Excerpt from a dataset
::::
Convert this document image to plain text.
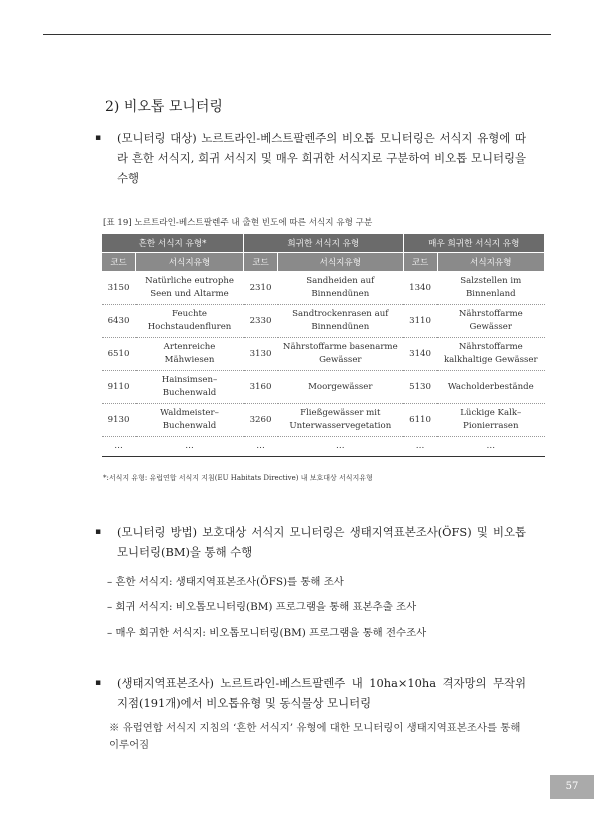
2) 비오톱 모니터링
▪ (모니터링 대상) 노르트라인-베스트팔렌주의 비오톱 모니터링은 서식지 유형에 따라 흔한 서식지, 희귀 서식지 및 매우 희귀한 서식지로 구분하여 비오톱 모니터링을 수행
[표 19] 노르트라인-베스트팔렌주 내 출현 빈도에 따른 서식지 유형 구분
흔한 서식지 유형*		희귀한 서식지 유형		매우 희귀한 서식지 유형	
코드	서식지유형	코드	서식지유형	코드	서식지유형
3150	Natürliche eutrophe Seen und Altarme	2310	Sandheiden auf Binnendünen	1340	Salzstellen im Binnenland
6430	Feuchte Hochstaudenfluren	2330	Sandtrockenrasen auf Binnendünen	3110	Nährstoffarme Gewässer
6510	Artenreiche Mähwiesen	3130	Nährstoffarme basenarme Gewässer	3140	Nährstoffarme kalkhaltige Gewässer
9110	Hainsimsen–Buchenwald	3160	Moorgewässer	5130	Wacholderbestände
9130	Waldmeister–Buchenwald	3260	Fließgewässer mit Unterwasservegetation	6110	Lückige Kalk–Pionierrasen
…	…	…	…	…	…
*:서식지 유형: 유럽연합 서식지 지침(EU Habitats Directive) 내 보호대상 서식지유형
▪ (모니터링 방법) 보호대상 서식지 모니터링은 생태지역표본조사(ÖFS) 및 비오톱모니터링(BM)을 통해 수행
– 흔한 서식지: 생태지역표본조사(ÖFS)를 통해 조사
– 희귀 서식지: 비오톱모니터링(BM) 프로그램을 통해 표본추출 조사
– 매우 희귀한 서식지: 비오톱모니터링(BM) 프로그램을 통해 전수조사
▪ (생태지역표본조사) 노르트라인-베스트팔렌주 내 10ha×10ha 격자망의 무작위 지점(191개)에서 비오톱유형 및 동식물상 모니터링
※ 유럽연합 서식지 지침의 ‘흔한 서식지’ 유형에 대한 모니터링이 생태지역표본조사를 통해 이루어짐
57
::::
▸ PROMPT
Lines that hold "모니터링은" are the ones to copy; find all of them.

▸ IN RESPONSE
▪ (모니터링 대상) 노르트라인-베스트팔렌주의 비오톱 모니터링은 서식지 유형에 따라 흔한 서식지, 희귀 서식지 및 매우 희귀한 서식지로 구분하여 비오톱 모니터링을 수행
▪ (모니터링 방법) 보호대상 서식지 모니터링은 생태지역표본조사(ÖFS) 및 비오톱모니터링(BM)을 통해 수행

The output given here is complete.